TASK OBJECTIVE -
Copy out all lines with the word "have" in them.

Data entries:
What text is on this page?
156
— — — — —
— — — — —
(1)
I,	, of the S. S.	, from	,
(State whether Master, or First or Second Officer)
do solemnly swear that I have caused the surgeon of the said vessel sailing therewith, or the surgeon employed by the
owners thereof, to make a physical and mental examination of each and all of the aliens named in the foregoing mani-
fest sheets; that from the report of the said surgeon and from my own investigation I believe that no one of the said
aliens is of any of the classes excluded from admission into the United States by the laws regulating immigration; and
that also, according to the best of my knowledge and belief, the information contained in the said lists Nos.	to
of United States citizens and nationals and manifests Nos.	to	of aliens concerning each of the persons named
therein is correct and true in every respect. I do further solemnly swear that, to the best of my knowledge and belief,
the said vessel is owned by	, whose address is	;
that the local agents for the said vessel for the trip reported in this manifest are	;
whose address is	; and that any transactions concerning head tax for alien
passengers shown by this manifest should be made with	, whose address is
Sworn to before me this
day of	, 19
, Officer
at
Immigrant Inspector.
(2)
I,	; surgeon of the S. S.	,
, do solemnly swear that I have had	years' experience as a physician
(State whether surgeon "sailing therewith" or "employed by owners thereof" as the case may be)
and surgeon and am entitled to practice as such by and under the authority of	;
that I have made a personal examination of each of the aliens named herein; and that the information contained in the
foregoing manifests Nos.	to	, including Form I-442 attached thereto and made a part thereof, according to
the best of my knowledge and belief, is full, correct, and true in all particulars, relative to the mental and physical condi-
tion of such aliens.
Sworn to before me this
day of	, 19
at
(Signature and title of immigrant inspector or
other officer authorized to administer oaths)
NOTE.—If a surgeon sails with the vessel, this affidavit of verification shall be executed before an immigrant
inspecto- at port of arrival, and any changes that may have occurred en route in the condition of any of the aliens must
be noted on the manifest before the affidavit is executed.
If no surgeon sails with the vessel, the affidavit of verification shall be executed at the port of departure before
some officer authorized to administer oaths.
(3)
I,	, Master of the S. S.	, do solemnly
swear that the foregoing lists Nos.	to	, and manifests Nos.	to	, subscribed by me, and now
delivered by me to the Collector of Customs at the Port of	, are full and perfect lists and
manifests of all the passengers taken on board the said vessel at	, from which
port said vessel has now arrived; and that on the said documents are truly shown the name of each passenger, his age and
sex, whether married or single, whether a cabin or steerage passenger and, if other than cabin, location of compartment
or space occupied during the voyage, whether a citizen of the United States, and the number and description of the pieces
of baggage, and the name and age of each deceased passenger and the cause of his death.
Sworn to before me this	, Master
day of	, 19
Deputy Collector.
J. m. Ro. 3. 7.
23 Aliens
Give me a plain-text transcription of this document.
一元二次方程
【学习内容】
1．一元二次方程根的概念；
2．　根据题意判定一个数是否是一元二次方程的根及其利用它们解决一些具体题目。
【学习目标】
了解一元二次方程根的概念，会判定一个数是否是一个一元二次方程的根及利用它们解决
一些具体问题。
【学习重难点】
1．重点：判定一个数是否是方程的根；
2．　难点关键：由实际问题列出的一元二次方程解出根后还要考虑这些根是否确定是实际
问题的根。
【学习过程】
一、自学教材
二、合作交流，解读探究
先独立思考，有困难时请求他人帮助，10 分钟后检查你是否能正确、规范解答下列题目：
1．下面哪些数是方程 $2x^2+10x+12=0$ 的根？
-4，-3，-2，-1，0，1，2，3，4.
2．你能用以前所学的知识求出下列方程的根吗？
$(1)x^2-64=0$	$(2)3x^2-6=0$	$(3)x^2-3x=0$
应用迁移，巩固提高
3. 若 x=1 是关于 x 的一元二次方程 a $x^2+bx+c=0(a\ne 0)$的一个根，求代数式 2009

SOLUTION TO THE PROBLEM -
do solemnly swear that I have caused the surgeon of the said vessel sailing therewith, or the surgeon employed by the
, do solemnly swear that I have had	years' experience as a physician
that I have made a personal examination of each of the aliens named herein; and that the information contained in the
inspecto- at port of arrival, and any changes that may have occurred en route in the condition of any of the aliens must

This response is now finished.